Saved entries:
* * * * *
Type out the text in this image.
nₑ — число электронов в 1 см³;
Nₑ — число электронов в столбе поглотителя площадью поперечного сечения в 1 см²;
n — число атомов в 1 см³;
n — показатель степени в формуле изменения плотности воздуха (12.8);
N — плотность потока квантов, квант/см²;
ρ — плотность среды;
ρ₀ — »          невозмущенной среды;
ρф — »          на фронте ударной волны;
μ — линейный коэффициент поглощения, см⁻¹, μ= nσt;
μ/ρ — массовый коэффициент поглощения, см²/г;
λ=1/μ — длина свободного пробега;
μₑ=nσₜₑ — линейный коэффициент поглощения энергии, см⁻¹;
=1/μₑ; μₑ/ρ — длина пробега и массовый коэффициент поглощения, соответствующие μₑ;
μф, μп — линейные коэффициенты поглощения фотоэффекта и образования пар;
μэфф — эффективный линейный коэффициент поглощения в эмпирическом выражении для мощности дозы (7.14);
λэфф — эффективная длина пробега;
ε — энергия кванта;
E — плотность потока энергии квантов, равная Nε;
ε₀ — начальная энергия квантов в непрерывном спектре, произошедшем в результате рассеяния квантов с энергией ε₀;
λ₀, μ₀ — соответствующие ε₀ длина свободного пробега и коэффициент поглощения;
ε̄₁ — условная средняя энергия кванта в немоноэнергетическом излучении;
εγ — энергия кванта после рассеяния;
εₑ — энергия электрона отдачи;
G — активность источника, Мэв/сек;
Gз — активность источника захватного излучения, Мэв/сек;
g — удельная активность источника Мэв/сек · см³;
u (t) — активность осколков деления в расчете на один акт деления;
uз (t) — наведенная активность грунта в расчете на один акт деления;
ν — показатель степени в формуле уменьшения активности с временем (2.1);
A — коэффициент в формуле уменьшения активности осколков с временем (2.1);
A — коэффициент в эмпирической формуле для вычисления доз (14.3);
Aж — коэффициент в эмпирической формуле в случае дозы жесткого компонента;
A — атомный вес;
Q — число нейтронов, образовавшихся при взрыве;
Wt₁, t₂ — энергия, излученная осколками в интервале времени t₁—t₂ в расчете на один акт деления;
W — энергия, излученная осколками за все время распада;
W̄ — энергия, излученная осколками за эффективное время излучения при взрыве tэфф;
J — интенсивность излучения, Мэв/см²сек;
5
* * * * *
§ WHAT YOU ARE ASKED TO DO:
List the lines of the records where "уменьшения" occurs.

§ RESULT OF THIS TASK:
ν — показатель степени в формуле уменьшения активности с временем (2.1);
A — коэффициент в формуле уменьшения активности осколков с временем (2.1);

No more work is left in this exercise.